Exercise: Write out all records as given; omit images.

----- Input for this task -----

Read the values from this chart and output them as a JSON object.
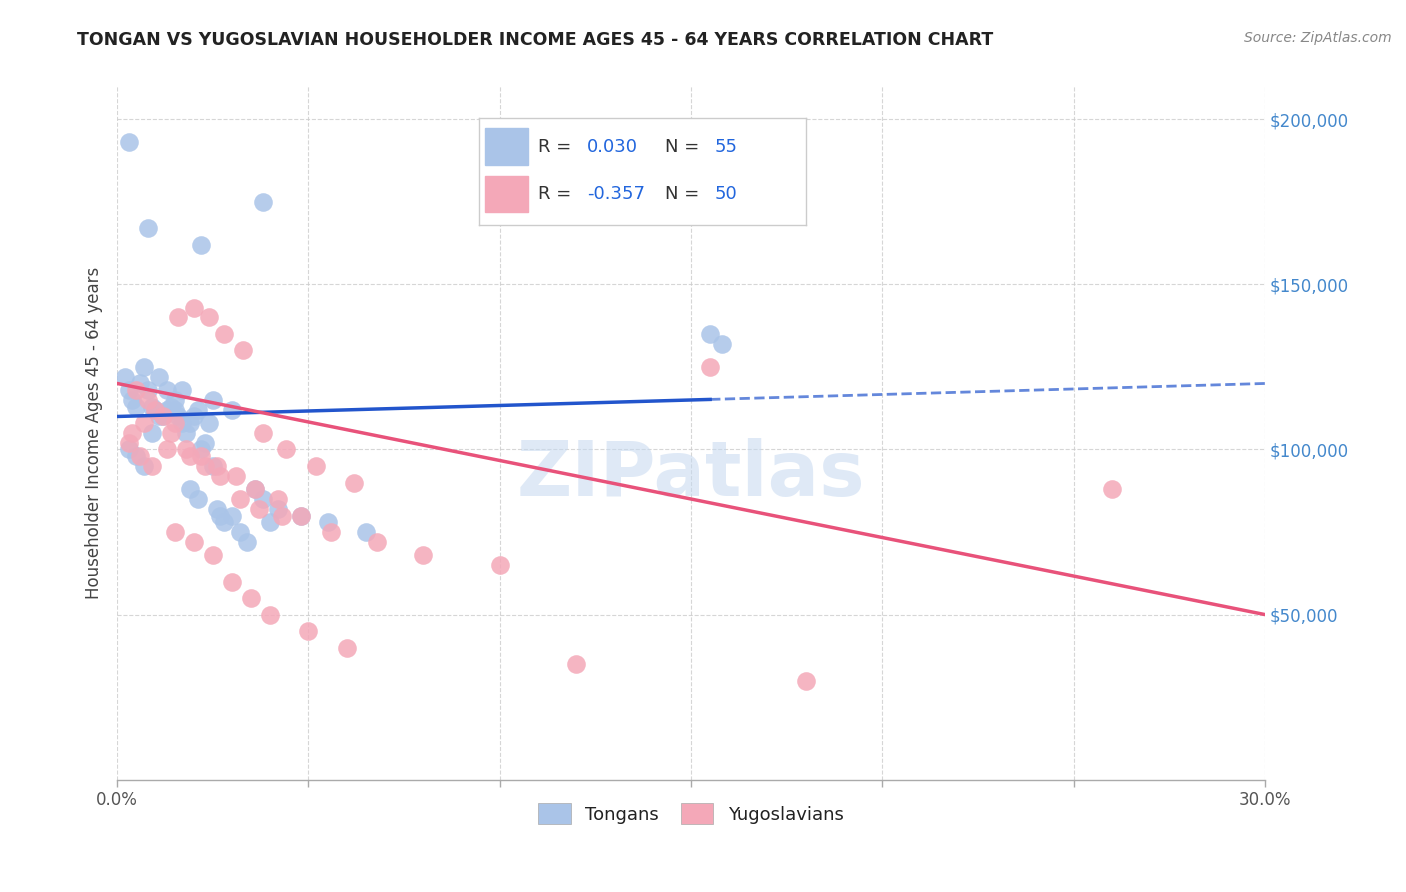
{
  "title": "TONGAN VS YUGOSLAVIAN HOUSEHOLDER INCOME AGES 45 - 64 YEARS CORRELATION CHART",
  "source": "Source: ZipAtlas.com",
  "ylabel": "Householder Income Ages 45 - 64 years",
  "xmin": 0.0,
  "xmax": 0.3,
  "ymin": 0,
  "ymax": 210000,
  "yticks": [
    50000,
    100000,
    150000,
    200000
  ],
  "ytick_labels": [
    "$50,000",
    "$100,000",
    "$150,000",
    "$200,000"
  ],
  "xticks": [
    0.0,
    0.05,
    0.1,
    0.15,
    0.2,
    0.25,
    0.3
  ],
  "grid_color": "#cccccc",
  "background_color": "#ffffff",
  "tongan_color": "#aac4e8",
  "yugoslavian_color": "#f4a8b8",
  "tongan_line_color": "#2255cc",
  "yugoslavian_line_color": "#e8527a",
  "legend_R_tongan": "0.030",
  "legend_N_tongan": "55",
  "legend_R_yugoslav": "-0.357",
  "legend_N_yugoslav": "50",
  "watermark": "ZIPatlas",
  "legend_label_tongan": "Tongans",
  "legend_label_yugoslav": "Yugoslavians",
  "tongan_line_x0": 0.0,
  "tongan_line_y0": 110000,
  "tongan_line_x1": 0.3,
  "tongan_line_y1": 120000,
  "tongan_line_solid_end": 0.155,
  "yugoslav_line_x0": 0.0,
  "yugoslav_line_y0": 120000,
  "yugoslav_line_x1": 0.3,
  "yugoslav_line_y1": 50000,
  "tongan_x": [
    0.003,
    0.008,
    0.022,
    0.038,
    0.002,
    0.003,
    0.004,
    0.005,
    0.006,
    0.007,
    0.008,
    0.009,
    0.01,
    0.011,
    0.012,
    0.013,
    0.014,
    0.015,
    0.016,
    0.017,
    0.018,
    0.019,
    0.02,
    0.021,
    0.022,
    0.023,
    0.024,
    0.025,
    0.026,
    0.027,
    0.028,
    0.03,
    0.032,
    0.034,
    0.036,
    0.038,
    0.042,
    0.048,
    0.055,
    0.065,
    0.155,
    0.158,
    0.003,
    0.005,
    0.007,
    0.009,
    0.011,
    0.013,
    0.015,
    0.017,
    0.019,
    0.021,
    0.025,
    0.03,
    0.04
  ],
  "tongan_y": [
    193000,
    167000,
    162000,
    175000,
    122000,
    118000,
    115000,
    113000,
    120000,
    125000,
    118000,
    113000,
    112000,
    122000,
    110000,
    118000,
    113000,
    112000,
    110000,
    108000,
    105000,
    108000,
    110000,
    112000,
    100000,
    102000,
    108000,
    95000,
    82000,
    80000,
    78000,
    80000,
    75000,
    72000,
    88000,
    85000,
    82000,
    80000,
    78000,
    75000,
    135000,
    132000,
    100000,
    98000,
    95000,
    105000,
    110000,
    112000,
    115000,
    118000,
    88000,
    85000,
    115000,
    112000,
    78000
  ],
  "yugoslav_x": [
    0.004,
    0.007,
    0.01,
    0.013,
    0.016,
    0.02,
    0.024,
    0.028,
    0.033,
    0.038,
    0.044,
    0.052,
    0.062,
    0.005,
    0.008,
    0.012,
    0.015,
    0.019,
    0.023,
    0.027,
    0.032,
    0.037,
    0.043,
    0.003,
    0.006,
    0.009,
    0.014,
    0.018,
    0.022,
    0.026,
    0.031,
    0.036,
    0.042,
    0.048,
    0.056,
    0.068,
    0.08,
    0.1,
    0.155,
    0.26,
    0.015,
    0.02,
    0.025,
    0.03,
    0.035,
    0.04,
    0.05,
    0.06,
    0.12,
    0.18
  ],
  "yugoslav_y": [
    105000,
    108000,
    112000,
    100000,
    140000,
    143000,
    140000,
    135000,
    130000,
    105000,
    100000,
    95000,
    90000,
    118000,
    115000,
    110000,
    108000,
    98000,
    95000,
    92000,
    85000,
    82000,
    80000,
    102000,
    98000,
    95000,
    105000,
    100000,
    98000,
    95000,
    92000,
    88000,
    85000,
    80000,
    75000,
    72000,
    68000,
    65000,
    125000,
    88000,
    75000,
    72000,
    68000,
    60000,
    55000,
    50000,
    45000,
    40000,
    35000,
    30000
  ]
}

-----

Response:
Read the values from this chart and output them as a JSON object.
{
  "title": "TONGAN VS YUGOSLAVIAN HOUSEHOLDER INCOME AGES 45 - 64 YEARS CORRELATION CHART",
  "source": "Source: ZipAtlas.com",
  "ylabel": "Householder Income Ages 45 - 64 years",
  "xmin": 0.0,
  "xmax": 0.3,
  "ymin": 0,
  "ymax": 210000,
  "yticks": [
    50000,
    100000,
    150000,
    200000
  ],
  "ytick_labels": [
    "$50,000",
    "$100,000",
    "$150,000",
    "$200,000"
  ],
  "xticks": [
    0.0,
    0.05,
    0.1,
    0.15,
    0.2,
    0.25,
    0.3
  ],
  "grid_color": "#cccccc",
  "background_color": "#ffffff",
  "tongan_color": "#aac4e8",
  "yugoslavian_color": "#f4a8b8",
  "tongan_line_color": "#2255cc",
  "yugoslavian_line_color": "#e8527a",
  "legend_R_tongan": "0.030",
  "legend_N_tongan": "55",
  "legend_R_yugoslav": "-0.357",
  "legend_N_yugoslav": "50",
  "watermark": "ZIPatlas",
  "legend_label_tongan": "Tongans",
  "legend_label_yugoslav": "Yugoslavians",
  "tongan_line_x0": 0.0,
  "tongan_line_y0": 110000,
  "tongan_line_x1": 0.3,
  "tongan_line_y1": 120000,
  "tongan_line_solid_end": 0.155,
  "yugoslav_line_x0": 0.0,
  "yugoslav_line_y0": 120000,
  "yugoslav_line_x1": 0.3,
  "yugoslav_line_y1": 50000,
  "tongan_x": [
    0.003,
    0.008,
    0.022,
    0.038,
    0.002,
    0.003,
    0.004,
    0.005,
    0.006,
    0.007,
    0.008,
    0.009,
    0.01,
    0.011,
    0.012,
    0.013,
    0.014,
    0.015,
    0.016,
    0.017,
    0.018,
    0.019,
    0.02,
    0.021,
    0.022,
    0.023,
    0.024,
    0.025,
    0.026,
    0.027,
    0.028,
    0.03,
    0.032,
    0.034,
    0.036,
    0.038,
    0.042,
    0.048,
    0.055,
    0.065,
    0.155,
    0.158,
    0.003,
    0.005,
    0.007,
    0.009,
    0.011,
    0.013,
    0.015,
    0.017,
    0.019,
    0.021,
    0.025,
    0.03,
    0.04
  ],
  "tongan_y": [
    193000,
    167000,
    162000,
    175000,
    122000,
    118000,
    115000,
    113000,
    120000,
    125000,
    118000,
    113000,
    112000,
    122000,
    110000,
    118000,
    113000,
    112000,
    110000,
    108000,
    105000,
    108000,
    110000,
    112000,
    100000,
    102000,
    108000,
    95000,
    82000,
    80000,
    78000,
    80000,
    75000,
    72000,
    88000,
    85000,
    82000,
    80000,
    78000,
    75000,
    135000,
    132000,
    100000,
    98000,
    95000,
    105000,
    110000,
    112000,
    115000,
    118000,
    88000,
    85000,
    115000,
    112000,
    78000
  ],
  "yugoslav_x": [
    0.004,
    0.007,
    0.01,
    0.013,
    0.016,
    0.02,
    0.024,
    0.028,
    0.033,
    0.038,
    0.044,
    0.052,
    0.062,
    0.005,
    0.008,
    0.012,
    0.015,
    0.019,
    0.023,
    0.027,
    0.032,
    0.037,
    0.043,
    0.003,
    0.006,
    0.009,
    0.014,
    0.018,
    0.022,
    0.026,
    0.031,
    0.036,
    0.042,
    0.048,
    0.056,
    0.068,
    0.08,
    0.1,
    0.155,
    0.26,
    0.015,
    0.02,
    0.025,
    0.03,
    0.035,
    0.04,
    0.05,
    0.06,
    0.12,
    0.18
  ],
  "yugoslav_y": [
    105000,
    108000,
    112000,
    100000,
    140000,
    143000,
    140000,
    135000,
    130000,
    105000,
    100000,
    95000,
    90000,
    118000,
    115000,
    110000,
    108000,
    98000,
    95000,
    92000,
    85000,
    82000,
    80000,
    102000,
    98000,
    95000,
    105000,
    100000,
    98000,
    95000,
    92000,
    88000,
    85000,
    80000,
    75000,
    72000,
    68000,
    65000,
    125000,
    88000,
    75000,
    72000,
    68000,
    60000,
    55000,
    50000,
    45000,
    40000,
    35000,
    30000
  ]
}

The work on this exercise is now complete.